CANTER bridges the gap between the race and sport world; we offer a safe outlet for retiring ex-racehorses and an opportunity for sport and pleasure riders to find quality prospects well below their market value, creating a mutually beneficial arrangement.
For your entertainment we have compiled an advice column regarding racetrack shopping based on real life situations. This is not directed to any specific person, we just hope you can appreciate a good laugh and a new understanding of the purchase process.
Dear Mz. Manners,
I brought home the prettiest OTTB; I love him. Unfortunately, we don’t have much in common. I only have time to ride once or twice a month and I want to unwind on a quiet trail ride. Unfortunately, while I just want to mosey along, the moment I put my foot in the stirrup I hear my horse’s theme song “Running with the Devil.”
We are drifting apart… literally, I can’t stay on. He never does what I ask and complains that all I ever do is nag. Is the honeymoon over?
Separated in San Juan
Dear Separated in San Juan,
Finding the right equine partner is not much different than finding the right life partner; just because you both are lovely individuals does not mean you are meant to be. We’d suggest you approach a trainer or other experienced horseman to help evaluate whether you and “the Devil” have irreconcilable differences.
If you can’t find a compromise, it may be time to find him a home with someone who has similar interests and will appreciate his drive. It’s important that you create a safe and mutually enjoyable relationship.
Dear Mz. Manners,
I was watching late night TV, browsing the CANTER site and saw the perfect horse; I know you need to act quickly so I texted the trainer. I waited ten minutes and then called the CANTER volunteer. She mumbled something about, “Is this an emergency?”
I explained that a trainer hasn’t responded to my text and I need more video of a horse. At that point I heard, “Bless your heart” and the phone disconnected. What gives, doesn’t everyone watch Conan? He’s a riot.
Sleepless in Seattle
Dear Sleepless in Seattle,
Sleep is an elusive concept to horse people, something to be cherished. Your objective in horse buying is to win the seller’s affection such that they negotiate with you and ultimately sell you their horse. Waking up their household is not the best way to make new friends.
Try to keep those calls between 8am and 8pm, EST. Please also keep in mind, it is rare that a trainer would be able to provide additional photos or video of a prospect; we find the best way to view horses is in person.
Dear Mz. Manners,
I was shopping at the racetrack last week; found a horse that fit my bill. Everything was going well until the trainer told me I couldn’t take the horse for a test ride. I could never buy a horse without first putting him through his paces. How else will I know if I like him?
Bucked Off in Bronson
Dear Bucked Off in Bronson,
There is too much liability in allowing buyers to ride horses while they are on the racetrack; these horses generally do not have any after track training so they need to be re-educated to the discipline of your choice.

_Recorded data_.
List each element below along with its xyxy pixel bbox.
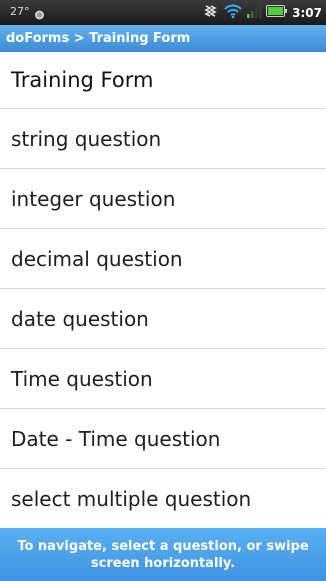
- signal-icon: [246, 3, 262, 23]
- list-item-date-time-question[interactable]: Date - Time question: [0, 409, 326, 469]
- vibrate-icon: [204, 3, 220, 23]
- wifi-icon: [224, 3, 242, 23]
- list-item-time-question[interactable]: Time question: [0, 349, 326, 409]
- question-list[interactable]: Training Form string question integer qu…: [0, 52, 326, 528]
- form-title-item[interactable]: Training Form: [0, 52, 326, 109]
- temperature-label: 27°: [10, 5, 30, 18]
- status-bar: 27° 3:07: [0, 0, 326, 25]
- clock: 3:07: [292, 5, 322, 20]
- status-icons: 3:07: [204, 3, 322, 22]
- breadcrumb: doForms > Training Form: [0, 25, 326, 52]
- navigation-hint-text: To navigate, select a question, or swipe…: [17, 538, 309, 571]
- list-item-date-question[interactable]: date question: [0, 289, 326, 349]
- navigation-hint: To navigate, select a question, or swipe…: [0, 528, 326, 581]
- battery-icon: [266, 3, 288, 22]
- list-item-decimal-question[interactable]: decimal question: [0, 229, 326, 289]
- list-item-integer-question[interactable]: integer question: [0, 169, 326, 229]
- weather-icon: [33, 6, 46, 20]
- list-item-string-question[interactable]: string question: [0, 109, 326, 169]
- list-item-select-multiple-question[interactable]: select multiple question: [0, 469, 326, 528]
- screen: 27° 3:07 doForms > Training Form Trainin…: [0, 0, 326, 581]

_List of tasks_.
1. In the CANTER advice column on racetrack shopping, translate this sentence into Spanish: "Waking up their household is not the best way to make new friends."
2. Proceed with the CANTER advice column on racetrack shopping, writing on from its last sentence.

_The results_.
1. Despertar a toda su casa no es la mejor manera de hacer nuevos amigos.

2.
If you aren’t comfortable purchasing a horse without first riding, our program isn’t the best fit for you. Not to worry, there are endless programs out there that offer horses who have been reschooled and you can first try out before adopting.
Dear Mz. Manners,
I’m having a tough time finding a new horse. I’m looking for a 17.2 hand, 4 year old, bay gelding with chrome and immaculate legs that, at a minimum, will jump a 4’ course and poop rainbows. I’m a serious rider, I refuse to entertain a horse with any type of blemish and prefer something with less than 10 starts.
I hear that there are a lot of horses at the racetrack who need good homes but few are what I’m looking for and when I do approach trainers, they refuse to give away their horses.
Unrealistic in Utica
Dear Unrealistic in Utica,
While it is true great deals can be found at the racetrack and you can sometimes find free horses, trainers have learned through experience to be suspicious of strangers requesting free horses. Even more so, our ultimate goal is for trainers to be incentivized to retire their horses sound, when at all possible.
These horses have value as quality sport prospects. Please be respectful and polite when negotiating.
Mz. Manners’ quick tips to becoming a quality buyer:
1. Keep appointments or call to notify the trainer if you cannot make your scheduled appointment.
2. “Please” and “thank you” goes a long way; common courtesy is greatly appreciated.
3. Shop only when you’re ready to buy; scour the web-site daily, but avoid looking for horses until you have stabling, funding, etc. in order. Trainers do not have the facilities to hold horses for months while you try to sell your existing horse or find boarding.
4. Be honest. If you are not interested in a horse, there is no shame in that. We do ask that you tell the seller this isn’t the horse for you and avoid stringing them along thinking that they shouldn’t show the horse to other buyers who may have genuine interest.
5. Be knowledgeable and financially stable; horses are expensive, be prepared for unexpected vet bills and seek out assistance if you have questions about horse care or training.
6. If a horse doesn’t work out, find another suitable home for the horse. Low end auctions and dealers do not guarantee safe homes for horses.
7. Please be polite; treat sellers the way you wish to be treated. Build a relationship with the seller; if they don’t have the horse you want today, maybe they can refer you to someone who does or call you the next time they have a nice prospect.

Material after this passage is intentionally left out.